Set all the material down again unchanged, without the pictures.

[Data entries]
◆ ◆ ◆

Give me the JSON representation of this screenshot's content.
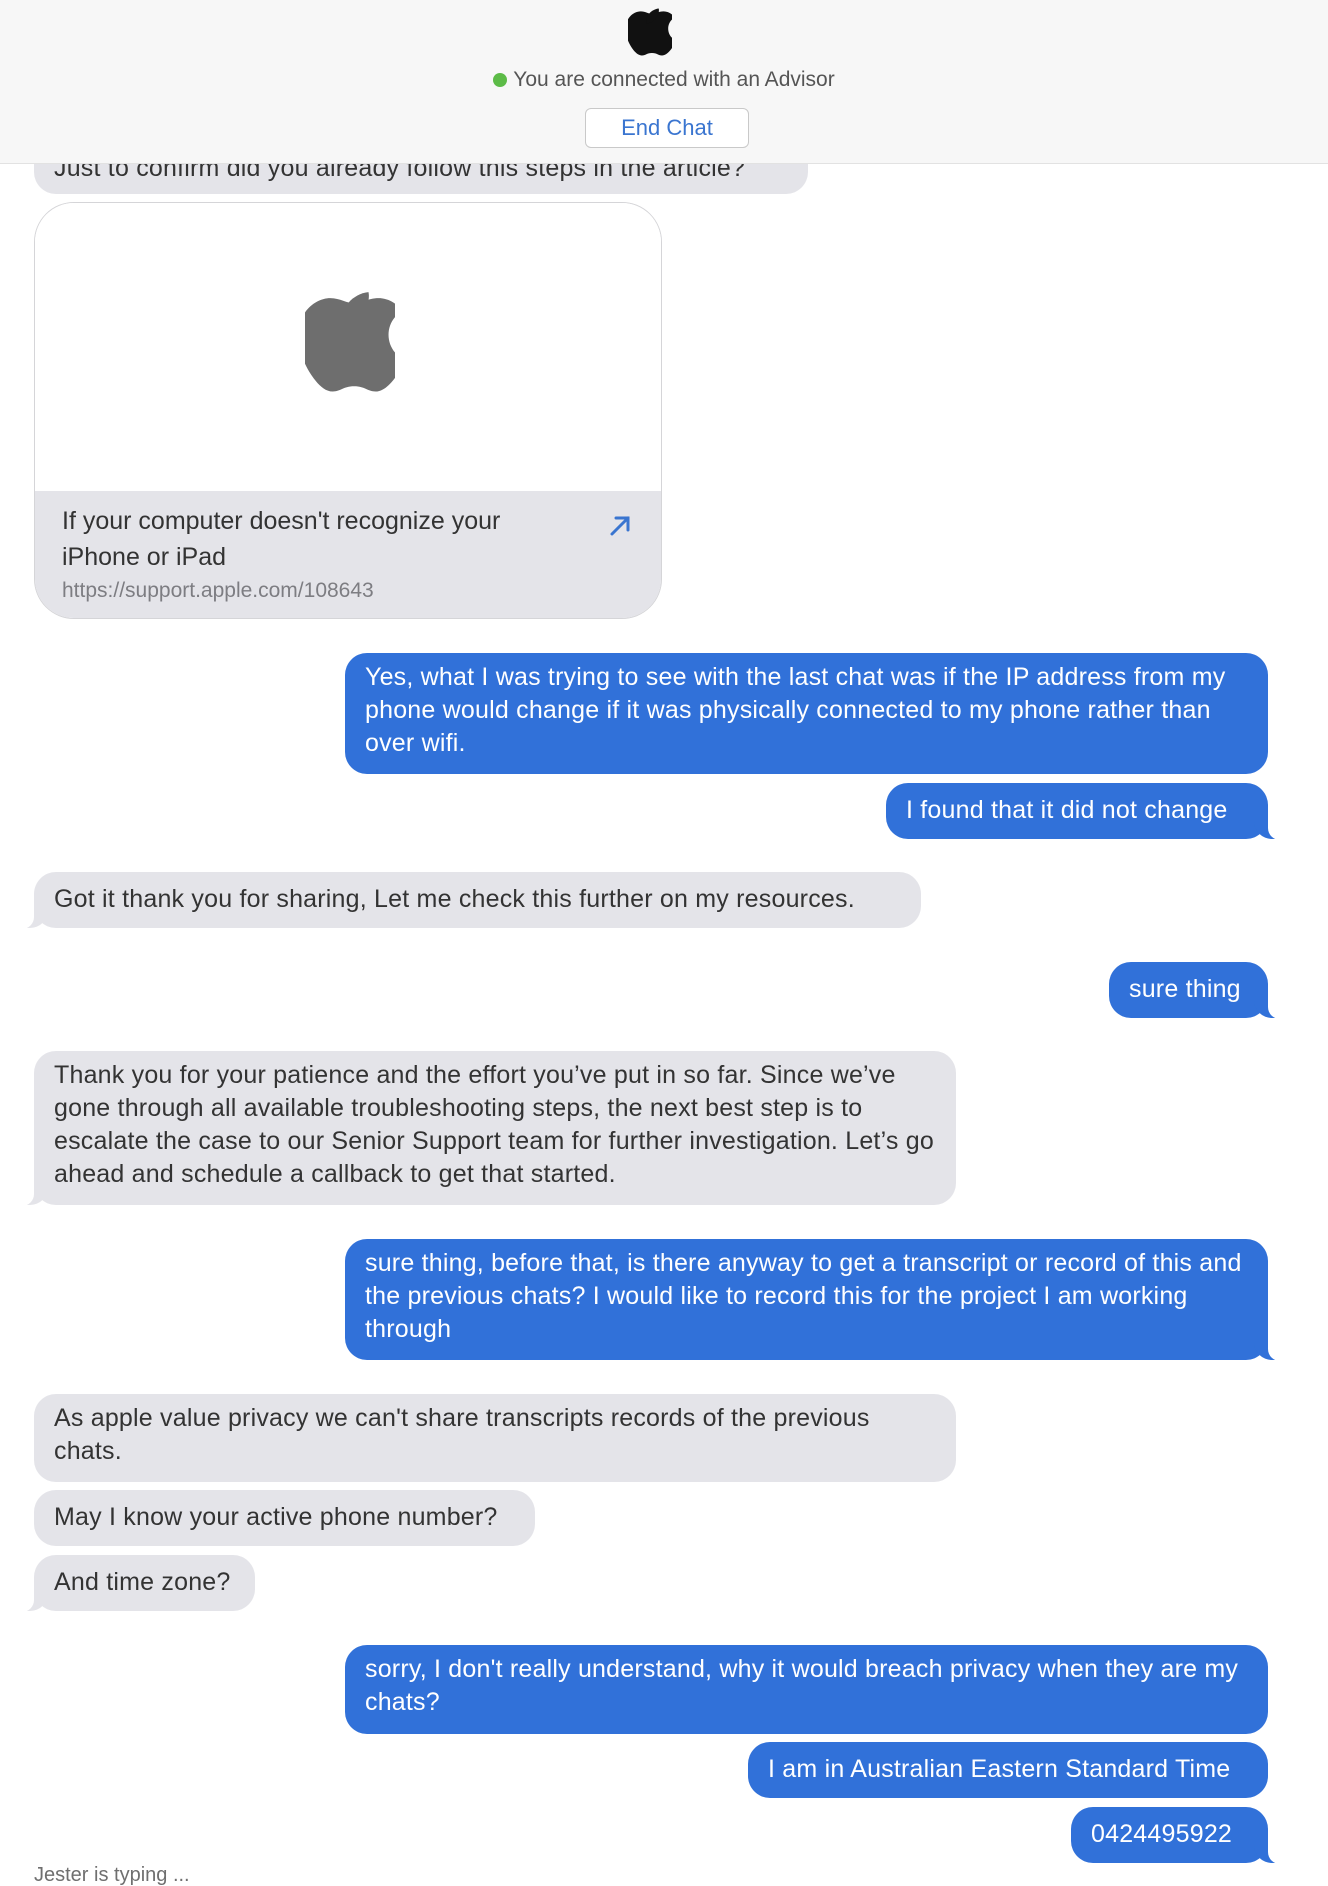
{
  "header": {
    "status_text": "You are connected with an Advisor",
    "end_chat_label": "End Chat"
  },
  "messages": [
    {
      "from": "advisor",
      "text": "Just to confirm did you already follow this steps in the article?"
    },
    {
      "from": "advisor",
      "type": "link",
      "title": "If your computer doesn't recognize your iPhone or iPad",
      "url": "https://support.apple.com/108643"
    },
    {
      "from": "user",
      "text": "Yes, what I was trying to see with the last chat was if the IP address from my phone would change if it was physically connected to my phone rather than over wifi."
    },
    {
      "from": "user",
      "text": "I found that it did not change"
    },
    {
      "from": "advisor",
      "text": "Got it thank you for sharing, Let me check this further on my resources."
    },
    {
      "from": "user",
      "text": "sure thing"
    },
    {
      "from": "advisor",
      "text": "Thank you for your patience and the effort you’ve put in so far. Since we’ve gone through all available troubleshooting steps, the next best step is to escalate the case to our Senior Support team for further investigation. Let’s go ahead and schedule a callback to get that started."
    },
    {
      "from": "user",
      "text": "sure thing, before that, is there anyway to get a transcript or record of this and the previous chats? I would like to record this for the project I am working through"
    },
    {
      "from": "advisor",
      "text": "As apple value privacy we can't share transcripts records of the previous chats."
    },
    {
      "from": "advisor",
      "text": "May I know your active phone number?"
    },
    {
      "from": "advisor",
      "text": "And time zone?"
    },
    {
      "from": "user",
      "text": "sorry, I don't really understand, why it would breach privacy when they are my chats?"
    },
    {
      "from": "user",
      "text": "I am in Australian Eastern Standard Time"
    },
    {
      "from": "user",
      "text": "0424495922"
    }
  ],
  "typing_indicator": "Jester is typing ...",
  "colors": {
    "outgoing_bubble": "#3171d9",
    "incoming_bubble": "#e4e4e9",
    "status_dot": "#5cbb47",
    "link_accent": "#3a75d0"
  },
  "icons": [
    "apple-logo-icon",
    "external-link-arrow-icon"
  ]
}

◆ ◆ ◆

- Final answer
Give me the JSON representation of this screenshot's content.
{
  "header": {
    "status_text": "You are connected with an Advisor",
    "end_chat_label": "End Chat"
  },
  "messages": [
    {
      "from": "advisor",
      "text": "Just to confirm did you already follow this steps in the article?"
    },
    {
      "from": "advisor",
      "type": "link",
      "title": "If your computer doesn't recognize your iPhone or iPad",
      "url": "https://support.apple.com/108643"
    },
    {
      "from": "user",
      "text": "Yes, what I was trying to see with the last chat was if the IP address from my phone would change if it was physically connected to my phone rather than over wifi."
    },
    {
      "from": "user",
      "text": "I found that it did not change"
    },
    {
      "from": "advisor",
      "text": "Got it thank you for sharing, Let me check this further on my resources."
    },
    {
      "from": "user",
      "text": "sure thing"
    },
    {
      "from": "advisor",
      "text": "Thank you for your patience and the effort you’ve put in so far. Since we’ve gone through all available troubleshooting steps, the next best step is to escalate the case to our Senior Support team for further investigation. Let’s go ahead and schedule a callback to get that started."
    },
    {
      "from": "user",
      "text": "sure thing, before that, is there anyway to get a transcript or record of this and the previous chats? I would like to record this for the project I am working through"
    },
    {
      "from": "advisor",
      "text": "As apple value privacy we can't share transcripts records of the previous chats."
    },
    {
      "from": "advisor",
      "text": "May I know your active phone number?"
    },
    {
      "from": "advisor",
      "text": "And time zone?"
    },
    {
      "from": "user",
      "text": "sorry, I don't really understand, why it would breach privacy when they are my chats?"
    },
    {
      "from": "user",
      "text": "I am in Australian Eastern Standard Time"
    },
    {
      "from": "user",
      "text": "0424495922"
    }
  ],
  "typing_indicator": "Jester is typing ...",
  "colors": {
    "outgoing_bubble": "#3171d9",
    "incoming_bubble": "#e4e4e9",
    "status_dot": "#5cbb47",
    "link_accent": "#3a75d0"
  },
  "icons": [
    "apple-logo-icon",
    "external-link-arrow-icon"
  ]
}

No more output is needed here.